• GIVEN INSTRUCTION
Your task is to copy the material exactly.

──────── DATASET CONTENT

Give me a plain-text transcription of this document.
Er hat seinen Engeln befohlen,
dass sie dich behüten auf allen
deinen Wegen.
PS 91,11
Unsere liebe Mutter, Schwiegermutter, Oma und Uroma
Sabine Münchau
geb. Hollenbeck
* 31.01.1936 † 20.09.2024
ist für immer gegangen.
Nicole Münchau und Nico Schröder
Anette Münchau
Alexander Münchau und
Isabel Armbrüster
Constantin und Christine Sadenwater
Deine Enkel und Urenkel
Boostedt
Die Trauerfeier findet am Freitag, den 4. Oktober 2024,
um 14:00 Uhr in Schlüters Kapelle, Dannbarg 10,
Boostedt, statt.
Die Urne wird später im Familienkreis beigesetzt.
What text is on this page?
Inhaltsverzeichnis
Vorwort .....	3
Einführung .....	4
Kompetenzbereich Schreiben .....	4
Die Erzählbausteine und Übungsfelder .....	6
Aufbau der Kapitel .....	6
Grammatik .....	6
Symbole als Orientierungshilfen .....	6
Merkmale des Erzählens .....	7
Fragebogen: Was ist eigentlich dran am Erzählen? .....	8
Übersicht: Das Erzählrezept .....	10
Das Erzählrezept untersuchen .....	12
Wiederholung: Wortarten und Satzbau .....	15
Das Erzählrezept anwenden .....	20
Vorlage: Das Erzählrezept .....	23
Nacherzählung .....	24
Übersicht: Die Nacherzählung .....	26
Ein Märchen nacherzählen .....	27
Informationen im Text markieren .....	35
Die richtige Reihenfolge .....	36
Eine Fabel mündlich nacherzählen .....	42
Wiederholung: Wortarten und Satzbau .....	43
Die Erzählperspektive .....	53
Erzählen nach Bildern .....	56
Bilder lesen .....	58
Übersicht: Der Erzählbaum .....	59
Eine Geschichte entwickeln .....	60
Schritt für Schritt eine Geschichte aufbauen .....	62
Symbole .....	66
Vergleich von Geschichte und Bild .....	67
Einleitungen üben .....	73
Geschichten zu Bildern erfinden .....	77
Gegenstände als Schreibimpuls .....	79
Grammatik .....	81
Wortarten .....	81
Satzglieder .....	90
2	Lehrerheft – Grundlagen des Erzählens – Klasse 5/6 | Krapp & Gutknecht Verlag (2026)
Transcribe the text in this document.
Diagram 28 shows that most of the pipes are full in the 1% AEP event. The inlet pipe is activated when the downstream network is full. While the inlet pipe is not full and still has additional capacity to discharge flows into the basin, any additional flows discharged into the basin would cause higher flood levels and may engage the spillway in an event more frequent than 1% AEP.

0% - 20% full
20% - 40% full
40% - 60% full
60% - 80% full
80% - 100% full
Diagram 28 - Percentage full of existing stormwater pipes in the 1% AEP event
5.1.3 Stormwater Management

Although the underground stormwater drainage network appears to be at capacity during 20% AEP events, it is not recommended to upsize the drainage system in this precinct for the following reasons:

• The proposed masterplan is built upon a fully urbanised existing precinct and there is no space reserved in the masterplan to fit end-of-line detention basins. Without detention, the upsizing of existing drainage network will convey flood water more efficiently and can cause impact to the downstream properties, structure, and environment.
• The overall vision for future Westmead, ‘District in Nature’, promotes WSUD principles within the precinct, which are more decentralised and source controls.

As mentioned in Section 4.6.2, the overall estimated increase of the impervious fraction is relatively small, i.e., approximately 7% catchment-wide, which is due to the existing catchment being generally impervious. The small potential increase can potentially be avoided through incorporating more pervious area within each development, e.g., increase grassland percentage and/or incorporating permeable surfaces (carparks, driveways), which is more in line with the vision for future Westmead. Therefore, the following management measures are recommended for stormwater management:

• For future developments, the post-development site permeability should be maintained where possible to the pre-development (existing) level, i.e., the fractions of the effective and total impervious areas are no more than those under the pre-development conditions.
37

────────────────

• OUTPUT OF THE TASK
Give me a plain-text transcription of this document.
Er hat seinen Engeln befohlen,
dass sie dich behüten auf allen
deinen Wegen.
PS 91,11
Unsere liebe Mutter, Schwiegermutter, Oma und Uroma
Sabine Münchau
geb. Hollenbeck
* 31.01.1936 † 20.09.2024
ist für immer gegangen.
Nicole Münchau und Nico Schröder
Anette Münchau
Alexander Münchau und
Isabel Armbrüster
Constantin und Christine Sadenwater
Deine Enkel und Urenkel
Boostedt
Die Trauerfeier findet am Freitag, den 4. Oktober 2024,
um 14:00 Uhr in Schlüters Kapelle, Dannbarg 10,
Boostedt, statt.
Die Urne wird später im Familienkreis beigesetzt.
What text is on this page?
Inhaltsverzeichnis
Vorwort .....	3
Einführung .....	4
Kompetenzbereich Schreiben .....	4
Die Erzählbausteine und Übungsfelder .....	6
Aufbau der Kapitel .....	6
Grammatik .....	6
Symbole als Orientierungshilfen .....	6
Merkmale des Erzählens .....	7
Fragebogen: Was ist eigentlich dran am Erzählen? .....	8
Übersicht: Das Erzählrezept .....	10
Das Erzählrezept untersuchen .....	12
Wiederholung: Wortarten und Satzbau .....	15
Das Erzählrezept anwenden .....	20
Vorlage: Das Erzählrezept .....	23
Nacherzählung .....	24
Übersicht: Die Nacherzählung .....	26
Ein Märchen nacherzählen .....	27
Informationen im Text markieren .....	35
Die richtige Reihenfolge .....	36
Eine Fabel mündlich nacherzählen .....	42
Wiederholung: Wortarten und Satzbau .....	43
Die Erzählperspektive .....	53
Erzählen nach Bildern .....	56
Bilder lesen .....	58
Übersicht: Der Erzählbaum .....	59
Eine Geschichte entwickeln .....	60
Schritt für Schritt eine Geschichte aufbauen .....	62
Symbole .....	66
Vergleich von Geschichte und Bild .....	67
Einleitungen üben .....	73
Geschichten zu Bildern erfinden .....	77
Gegenstände als Schreibimpuls .....	79
Grammatik .....	81
Wortarten .....	81
Satzglieder .....	90
2	Lehrerheft – Grundlagen des Erzählens – Klasse 5/6 | Krapp & Gutknecht Verlag (2026)
Transcribe the text in this document.
Diagram 28 shows that most of the pipes are full in the 1% AEP event. The inlet pipe is activated when the downstream network is full. While the inlet pipe is not full and still has additional capacity to discharge flows into the basin, any additional flows discharged into the basin would cause higher flood levels and may engage the spillway in an event more frequent than 1% AEP.

0% - 20% full
20% - 40% full
40% - 60% full
60% - 80% full
80% - 100% full
Diagram 28 - Percentage full of existing stormwater pipes in the 1% AEP event
5.1.3 Stormwater Management

Although the underground stormwater drainage network appears to be at capacity during 20% AEP events, it is not recommended to upsize the drainage system in this precinct for the following reasons:

• The proposed masterplan is built upon a fully urbanised existing precinct and there is no space reserved in the masterplan to fit end-of-line detention basins. Without detention, the upsizing of existing drainage network will convey flood water more efficiently and can cause impact to the downstream properties, structure, and environment.
• The overall vision for future Westmead, ‘District in Nature’, promotes WSUD principles within the precinct, which are more decentralised and source controls.

As mentioned in Section 4.6.2, the overall estimated increase of the impervious fraction is relatively small, i.e., approximately 7% catchment-wide, which is due to the existing catchment being generally impervious. The small potential increase can potentially be avoided through incorporating more pervious area within each development, e.g., increase grassland percentage and/or incorporating permeable surfaces (carparks, driveways), which is more in line with the vision for future Westmead. Therefore, the following management measures are recommended for stormwater management:

• For future developments, the post-development site permeability should be maintained where possible to the pre-development (existing) level, i.e., the fractions of the effective and total impervious areas are no more than those under the pre-development conditions.
37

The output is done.